**Exercise prompt:**
Pick out every line in the data below that holds "JSON".

+-------+

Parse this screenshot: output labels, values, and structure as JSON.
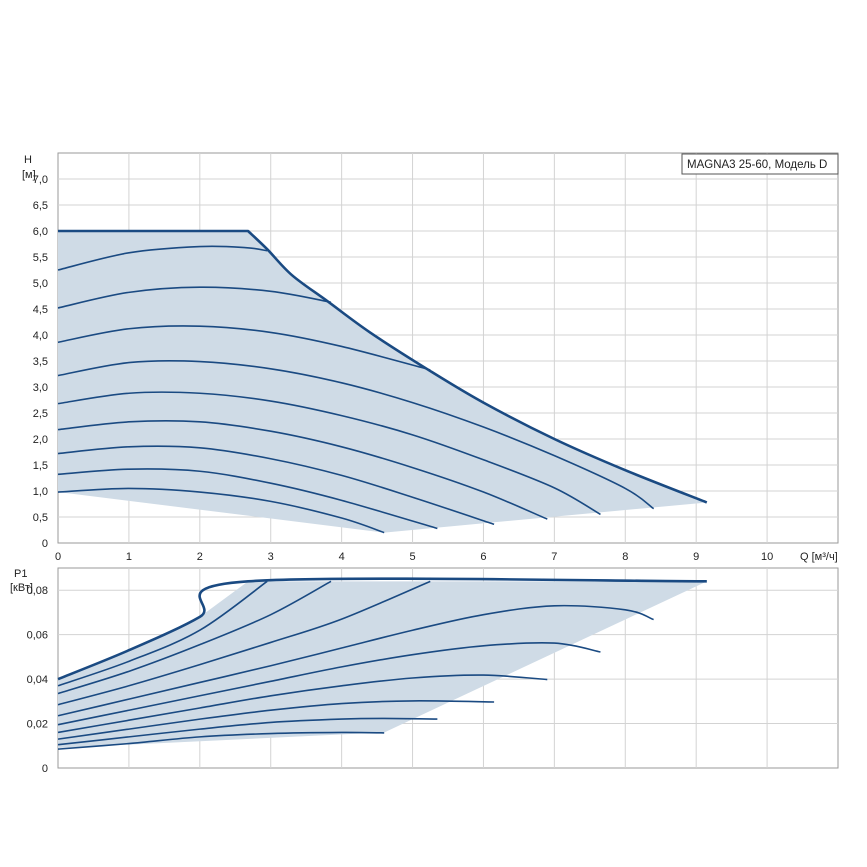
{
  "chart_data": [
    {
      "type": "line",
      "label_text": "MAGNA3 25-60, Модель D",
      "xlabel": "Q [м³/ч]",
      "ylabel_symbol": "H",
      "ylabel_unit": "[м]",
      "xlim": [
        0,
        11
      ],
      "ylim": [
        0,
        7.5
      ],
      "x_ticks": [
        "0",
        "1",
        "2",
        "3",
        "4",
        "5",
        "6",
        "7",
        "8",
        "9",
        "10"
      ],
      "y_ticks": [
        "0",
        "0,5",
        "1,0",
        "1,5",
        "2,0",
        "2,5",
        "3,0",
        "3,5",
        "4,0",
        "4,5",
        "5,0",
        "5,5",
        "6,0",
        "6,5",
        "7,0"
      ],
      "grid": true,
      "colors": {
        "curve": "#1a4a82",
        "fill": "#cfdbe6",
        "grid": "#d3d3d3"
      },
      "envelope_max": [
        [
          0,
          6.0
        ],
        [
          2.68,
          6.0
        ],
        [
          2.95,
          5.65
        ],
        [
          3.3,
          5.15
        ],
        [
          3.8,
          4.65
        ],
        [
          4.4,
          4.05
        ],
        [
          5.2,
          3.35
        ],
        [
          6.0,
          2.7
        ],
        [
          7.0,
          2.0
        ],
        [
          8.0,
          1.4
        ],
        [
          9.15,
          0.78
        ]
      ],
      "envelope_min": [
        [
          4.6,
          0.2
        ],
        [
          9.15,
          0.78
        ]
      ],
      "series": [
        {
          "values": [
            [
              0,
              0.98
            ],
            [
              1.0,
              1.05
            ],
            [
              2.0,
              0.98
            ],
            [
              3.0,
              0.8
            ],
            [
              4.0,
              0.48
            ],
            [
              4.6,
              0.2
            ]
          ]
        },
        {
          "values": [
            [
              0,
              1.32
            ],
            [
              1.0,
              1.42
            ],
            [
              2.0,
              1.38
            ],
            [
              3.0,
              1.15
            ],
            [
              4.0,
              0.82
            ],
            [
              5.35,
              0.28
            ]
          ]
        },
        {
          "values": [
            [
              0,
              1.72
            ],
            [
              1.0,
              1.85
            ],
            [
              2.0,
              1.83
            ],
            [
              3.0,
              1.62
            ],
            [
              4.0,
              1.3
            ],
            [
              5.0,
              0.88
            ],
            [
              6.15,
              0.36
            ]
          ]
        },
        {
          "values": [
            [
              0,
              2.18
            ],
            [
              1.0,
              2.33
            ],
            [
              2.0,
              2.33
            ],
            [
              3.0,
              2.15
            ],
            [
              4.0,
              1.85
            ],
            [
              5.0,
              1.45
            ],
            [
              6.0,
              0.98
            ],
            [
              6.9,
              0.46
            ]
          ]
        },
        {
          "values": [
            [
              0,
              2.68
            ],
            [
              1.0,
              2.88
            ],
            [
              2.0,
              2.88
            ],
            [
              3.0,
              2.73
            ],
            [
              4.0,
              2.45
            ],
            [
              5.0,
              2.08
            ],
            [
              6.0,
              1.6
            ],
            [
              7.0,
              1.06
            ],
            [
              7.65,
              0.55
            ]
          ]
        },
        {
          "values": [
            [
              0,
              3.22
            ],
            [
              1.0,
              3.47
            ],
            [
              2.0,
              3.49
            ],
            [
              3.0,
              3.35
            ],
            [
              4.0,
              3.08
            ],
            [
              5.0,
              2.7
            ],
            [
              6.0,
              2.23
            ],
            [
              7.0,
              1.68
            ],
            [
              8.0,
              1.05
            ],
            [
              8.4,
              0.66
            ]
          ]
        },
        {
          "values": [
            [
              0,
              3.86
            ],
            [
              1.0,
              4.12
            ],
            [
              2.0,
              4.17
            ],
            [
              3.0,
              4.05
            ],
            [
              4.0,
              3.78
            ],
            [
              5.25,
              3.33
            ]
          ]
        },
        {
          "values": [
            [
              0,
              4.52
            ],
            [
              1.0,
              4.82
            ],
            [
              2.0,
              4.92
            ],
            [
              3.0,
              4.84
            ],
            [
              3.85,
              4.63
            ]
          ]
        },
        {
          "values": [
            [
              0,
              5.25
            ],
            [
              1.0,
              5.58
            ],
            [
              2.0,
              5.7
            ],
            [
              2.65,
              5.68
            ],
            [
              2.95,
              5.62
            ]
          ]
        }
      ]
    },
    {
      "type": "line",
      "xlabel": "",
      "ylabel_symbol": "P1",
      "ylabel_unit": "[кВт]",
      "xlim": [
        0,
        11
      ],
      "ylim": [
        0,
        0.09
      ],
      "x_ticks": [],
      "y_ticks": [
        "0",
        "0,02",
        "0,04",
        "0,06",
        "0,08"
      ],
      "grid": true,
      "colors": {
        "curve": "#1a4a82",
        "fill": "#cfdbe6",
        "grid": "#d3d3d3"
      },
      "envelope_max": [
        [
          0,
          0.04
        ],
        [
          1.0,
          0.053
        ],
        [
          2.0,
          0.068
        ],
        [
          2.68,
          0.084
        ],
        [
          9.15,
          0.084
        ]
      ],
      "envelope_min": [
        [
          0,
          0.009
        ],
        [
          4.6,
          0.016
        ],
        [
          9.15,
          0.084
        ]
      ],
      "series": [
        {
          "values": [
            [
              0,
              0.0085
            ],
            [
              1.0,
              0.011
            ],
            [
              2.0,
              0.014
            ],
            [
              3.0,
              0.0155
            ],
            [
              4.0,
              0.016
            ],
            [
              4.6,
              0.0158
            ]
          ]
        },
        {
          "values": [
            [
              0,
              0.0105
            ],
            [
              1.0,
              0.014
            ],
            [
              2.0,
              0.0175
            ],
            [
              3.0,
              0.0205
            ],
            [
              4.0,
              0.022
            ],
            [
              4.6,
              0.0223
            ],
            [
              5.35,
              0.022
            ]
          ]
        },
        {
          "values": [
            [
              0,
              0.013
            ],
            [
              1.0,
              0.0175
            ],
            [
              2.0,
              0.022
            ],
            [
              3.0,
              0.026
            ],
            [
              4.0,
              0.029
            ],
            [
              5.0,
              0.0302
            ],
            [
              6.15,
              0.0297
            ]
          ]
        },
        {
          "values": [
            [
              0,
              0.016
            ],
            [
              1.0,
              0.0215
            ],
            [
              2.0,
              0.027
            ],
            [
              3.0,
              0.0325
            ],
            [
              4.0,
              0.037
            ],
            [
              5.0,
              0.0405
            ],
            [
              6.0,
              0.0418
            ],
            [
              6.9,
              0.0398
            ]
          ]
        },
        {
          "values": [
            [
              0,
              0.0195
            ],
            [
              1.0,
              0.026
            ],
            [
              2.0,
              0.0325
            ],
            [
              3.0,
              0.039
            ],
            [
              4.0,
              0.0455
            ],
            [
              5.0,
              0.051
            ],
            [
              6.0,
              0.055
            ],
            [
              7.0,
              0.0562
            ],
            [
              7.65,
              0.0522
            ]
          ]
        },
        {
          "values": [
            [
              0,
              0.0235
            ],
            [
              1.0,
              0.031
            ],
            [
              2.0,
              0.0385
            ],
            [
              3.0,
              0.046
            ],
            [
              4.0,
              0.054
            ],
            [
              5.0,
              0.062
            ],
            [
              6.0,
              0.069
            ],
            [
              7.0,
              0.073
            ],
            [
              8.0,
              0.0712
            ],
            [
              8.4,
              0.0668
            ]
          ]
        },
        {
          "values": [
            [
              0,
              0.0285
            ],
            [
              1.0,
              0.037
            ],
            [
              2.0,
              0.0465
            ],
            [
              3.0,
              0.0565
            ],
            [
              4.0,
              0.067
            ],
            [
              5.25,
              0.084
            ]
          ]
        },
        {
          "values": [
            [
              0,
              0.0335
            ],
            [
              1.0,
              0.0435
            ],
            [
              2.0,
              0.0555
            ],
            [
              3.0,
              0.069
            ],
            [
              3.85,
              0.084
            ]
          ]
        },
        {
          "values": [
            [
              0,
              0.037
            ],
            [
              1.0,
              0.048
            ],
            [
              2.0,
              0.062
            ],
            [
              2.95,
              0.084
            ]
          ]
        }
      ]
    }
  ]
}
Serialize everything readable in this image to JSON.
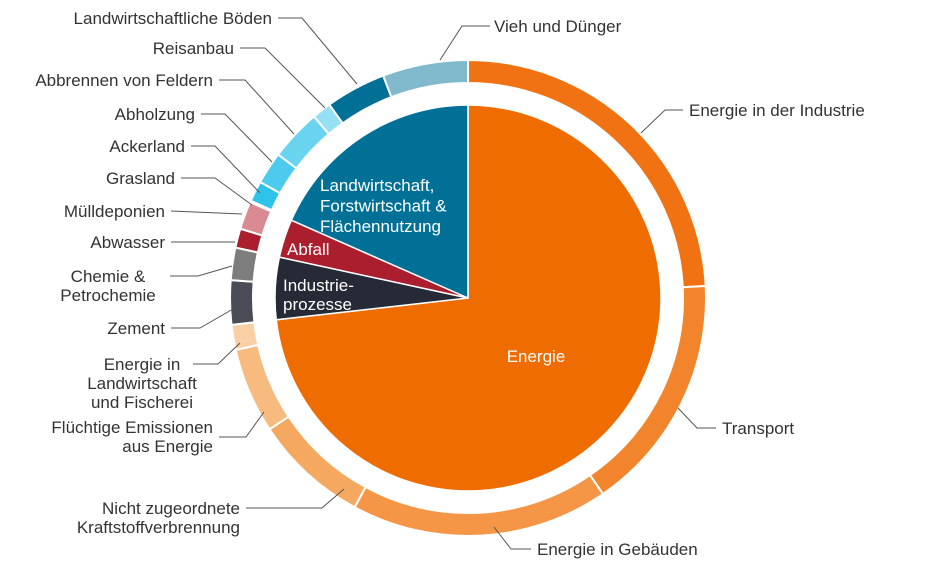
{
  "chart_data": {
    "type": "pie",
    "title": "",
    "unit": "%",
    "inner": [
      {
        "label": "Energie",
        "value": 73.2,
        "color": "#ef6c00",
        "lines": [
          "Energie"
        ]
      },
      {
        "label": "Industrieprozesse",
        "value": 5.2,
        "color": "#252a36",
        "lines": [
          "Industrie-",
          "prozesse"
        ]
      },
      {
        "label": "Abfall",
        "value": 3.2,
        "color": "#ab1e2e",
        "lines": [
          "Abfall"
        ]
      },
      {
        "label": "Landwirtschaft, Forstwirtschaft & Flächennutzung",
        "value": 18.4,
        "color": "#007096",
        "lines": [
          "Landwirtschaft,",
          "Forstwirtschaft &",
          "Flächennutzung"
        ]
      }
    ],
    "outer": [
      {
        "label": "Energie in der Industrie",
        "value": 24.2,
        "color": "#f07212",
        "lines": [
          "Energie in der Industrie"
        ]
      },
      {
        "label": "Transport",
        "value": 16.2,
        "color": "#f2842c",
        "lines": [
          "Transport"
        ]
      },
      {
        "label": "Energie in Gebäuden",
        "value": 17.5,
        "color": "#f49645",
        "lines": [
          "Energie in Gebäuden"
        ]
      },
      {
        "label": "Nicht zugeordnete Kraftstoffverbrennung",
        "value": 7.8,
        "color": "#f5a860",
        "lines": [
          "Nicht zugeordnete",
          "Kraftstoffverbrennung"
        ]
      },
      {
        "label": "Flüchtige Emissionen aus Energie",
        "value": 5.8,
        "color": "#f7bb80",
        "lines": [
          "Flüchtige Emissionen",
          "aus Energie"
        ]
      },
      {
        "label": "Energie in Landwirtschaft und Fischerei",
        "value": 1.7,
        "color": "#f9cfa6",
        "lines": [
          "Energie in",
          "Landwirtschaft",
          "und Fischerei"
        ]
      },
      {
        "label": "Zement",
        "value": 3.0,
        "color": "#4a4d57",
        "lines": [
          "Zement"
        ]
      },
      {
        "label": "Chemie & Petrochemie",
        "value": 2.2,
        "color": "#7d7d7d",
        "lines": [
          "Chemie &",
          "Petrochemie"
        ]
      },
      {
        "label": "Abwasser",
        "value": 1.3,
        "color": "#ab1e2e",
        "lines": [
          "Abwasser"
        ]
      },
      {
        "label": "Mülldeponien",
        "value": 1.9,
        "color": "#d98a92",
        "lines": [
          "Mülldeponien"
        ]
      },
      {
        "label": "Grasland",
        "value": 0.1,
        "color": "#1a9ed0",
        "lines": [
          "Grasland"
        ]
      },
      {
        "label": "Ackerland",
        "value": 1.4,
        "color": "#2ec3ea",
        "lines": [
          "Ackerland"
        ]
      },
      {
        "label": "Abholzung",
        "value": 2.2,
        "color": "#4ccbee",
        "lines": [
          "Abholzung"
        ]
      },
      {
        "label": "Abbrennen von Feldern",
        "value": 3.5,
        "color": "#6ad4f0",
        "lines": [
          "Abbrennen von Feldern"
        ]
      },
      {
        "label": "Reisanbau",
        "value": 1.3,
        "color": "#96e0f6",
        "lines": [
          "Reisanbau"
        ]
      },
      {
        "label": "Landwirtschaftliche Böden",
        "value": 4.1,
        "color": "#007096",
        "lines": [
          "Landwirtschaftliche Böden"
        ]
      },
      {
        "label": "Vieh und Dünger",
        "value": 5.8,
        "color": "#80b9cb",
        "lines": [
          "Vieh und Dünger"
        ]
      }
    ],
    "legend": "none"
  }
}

+-------+

**Response to the exercise:**
Parse this screenshot: output labels, values, and structure as JSON.
Serialize everything readable in this image to JSON.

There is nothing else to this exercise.